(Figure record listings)
>>>

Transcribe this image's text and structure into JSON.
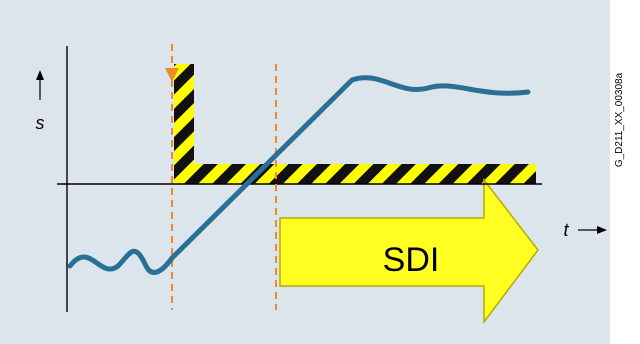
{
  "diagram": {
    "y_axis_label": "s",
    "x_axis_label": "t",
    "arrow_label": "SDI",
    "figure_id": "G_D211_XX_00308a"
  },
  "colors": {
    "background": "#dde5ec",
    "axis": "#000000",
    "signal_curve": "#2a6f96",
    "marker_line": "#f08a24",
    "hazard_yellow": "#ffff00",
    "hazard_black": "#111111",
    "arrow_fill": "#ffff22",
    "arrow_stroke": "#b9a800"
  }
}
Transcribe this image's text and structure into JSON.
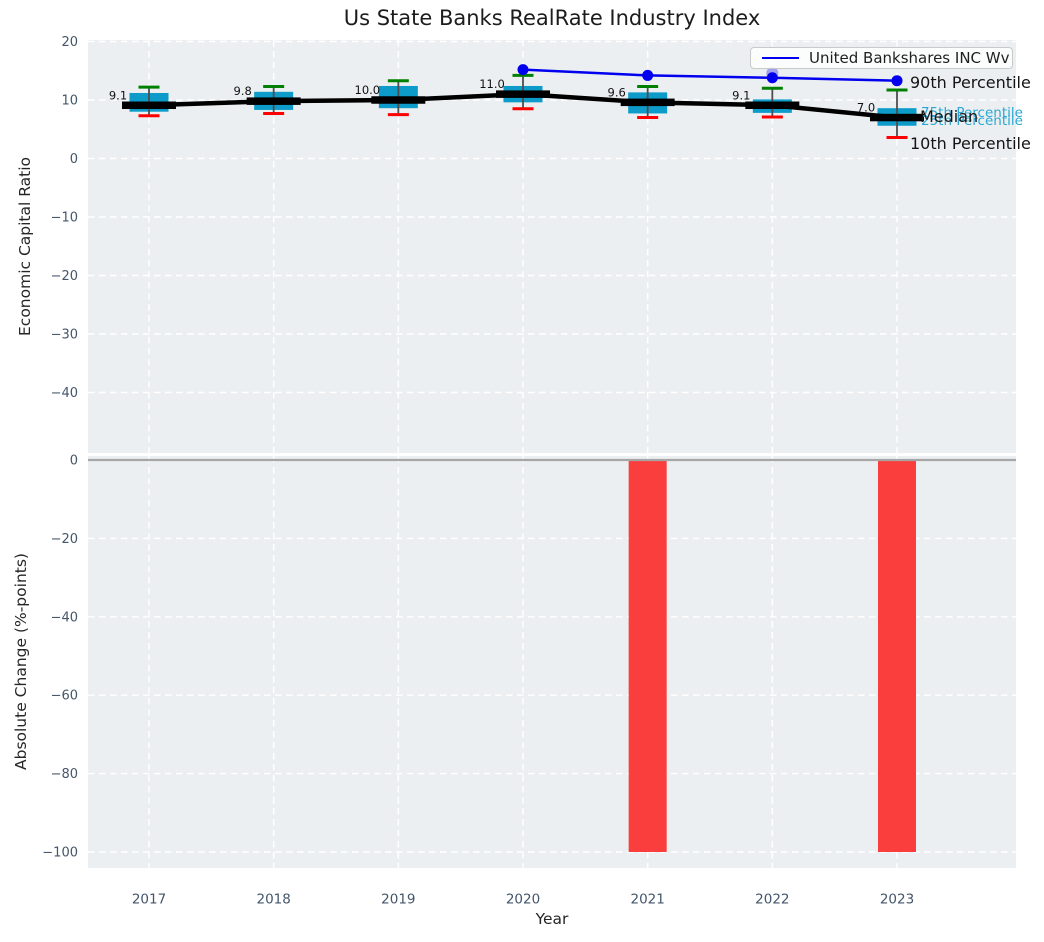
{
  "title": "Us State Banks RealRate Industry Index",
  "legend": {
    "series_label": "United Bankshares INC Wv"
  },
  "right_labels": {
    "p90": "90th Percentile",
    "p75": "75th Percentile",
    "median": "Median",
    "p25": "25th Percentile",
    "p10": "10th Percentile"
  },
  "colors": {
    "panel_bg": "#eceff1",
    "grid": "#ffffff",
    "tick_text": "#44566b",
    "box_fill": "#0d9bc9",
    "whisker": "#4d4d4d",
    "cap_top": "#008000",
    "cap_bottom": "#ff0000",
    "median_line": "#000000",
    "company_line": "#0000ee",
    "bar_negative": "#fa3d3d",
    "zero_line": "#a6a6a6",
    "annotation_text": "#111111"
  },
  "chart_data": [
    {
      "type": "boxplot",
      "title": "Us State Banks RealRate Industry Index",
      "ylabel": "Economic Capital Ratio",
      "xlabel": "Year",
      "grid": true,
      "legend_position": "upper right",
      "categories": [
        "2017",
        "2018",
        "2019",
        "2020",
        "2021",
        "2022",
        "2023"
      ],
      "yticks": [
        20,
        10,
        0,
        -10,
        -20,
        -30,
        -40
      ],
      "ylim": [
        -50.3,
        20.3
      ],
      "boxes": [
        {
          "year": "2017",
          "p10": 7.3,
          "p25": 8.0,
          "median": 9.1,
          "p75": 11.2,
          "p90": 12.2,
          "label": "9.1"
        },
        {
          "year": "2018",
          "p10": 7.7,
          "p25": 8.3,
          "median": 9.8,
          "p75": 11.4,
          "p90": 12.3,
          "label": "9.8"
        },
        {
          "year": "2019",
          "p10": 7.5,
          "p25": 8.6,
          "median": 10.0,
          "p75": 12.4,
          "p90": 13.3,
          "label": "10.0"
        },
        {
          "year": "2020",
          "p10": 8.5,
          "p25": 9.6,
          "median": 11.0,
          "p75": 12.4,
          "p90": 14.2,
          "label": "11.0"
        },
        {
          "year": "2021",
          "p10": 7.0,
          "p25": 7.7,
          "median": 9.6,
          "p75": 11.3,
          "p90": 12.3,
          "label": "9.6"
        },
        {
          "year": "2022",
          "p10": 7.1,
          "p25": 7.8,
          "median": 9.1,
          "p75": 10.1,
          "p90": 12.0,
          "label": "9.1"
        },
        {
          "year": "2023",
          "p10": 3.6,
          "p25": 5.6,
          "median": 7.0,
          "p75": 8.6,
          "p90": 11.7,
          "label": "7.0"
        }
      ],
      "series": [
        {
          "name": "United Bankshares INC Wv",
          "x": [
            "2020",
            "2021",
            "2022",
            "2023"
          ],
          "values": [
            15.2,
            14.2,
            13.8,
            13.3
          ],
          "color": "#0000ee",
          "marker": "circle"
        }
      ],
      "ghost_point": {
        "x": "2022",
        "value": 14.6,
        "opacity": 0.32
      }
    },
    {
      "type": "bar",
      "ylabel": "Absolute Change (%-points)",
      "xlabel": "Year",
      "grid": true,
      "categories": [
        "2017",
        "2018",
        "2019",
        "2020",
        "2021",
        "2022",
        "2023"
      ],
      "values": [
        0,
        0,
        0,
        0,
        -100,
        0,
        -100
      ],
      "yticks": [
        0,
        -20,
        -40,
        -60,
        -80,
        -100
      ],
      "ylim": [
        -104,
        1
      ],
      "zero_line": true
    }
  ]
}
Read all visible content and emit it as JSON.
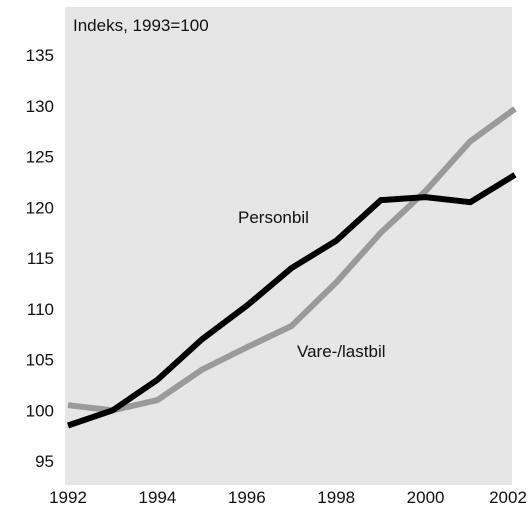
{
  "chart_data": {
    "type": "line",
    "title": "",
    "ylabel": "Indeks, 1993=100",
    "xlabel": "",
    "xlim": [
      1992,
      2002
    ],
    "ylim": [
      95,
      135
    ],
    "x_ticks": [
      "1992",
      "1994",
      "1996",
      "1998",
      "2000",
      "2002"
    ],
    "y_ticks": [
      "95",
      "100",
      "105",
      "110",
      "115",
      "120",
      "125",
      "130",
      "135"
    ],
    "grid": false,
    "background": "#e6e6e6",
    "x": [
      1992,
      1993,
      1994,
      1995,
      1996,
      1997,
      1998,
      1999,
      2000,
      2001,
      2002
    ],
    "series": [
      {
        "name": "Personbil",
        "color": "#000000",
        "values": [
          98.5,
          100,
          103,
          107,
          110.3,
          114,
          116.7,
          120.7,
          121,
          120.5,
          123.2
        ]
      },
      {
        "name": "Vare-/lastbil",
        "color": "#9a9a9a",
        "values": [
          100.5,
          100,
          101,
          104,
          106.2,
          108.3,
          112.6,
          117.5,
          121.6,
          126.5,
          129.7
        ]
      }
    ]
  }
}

<<<

## Given request
State how many lines of the listing include the word "Bankshares". Reply with the number alone.

## Task answer
2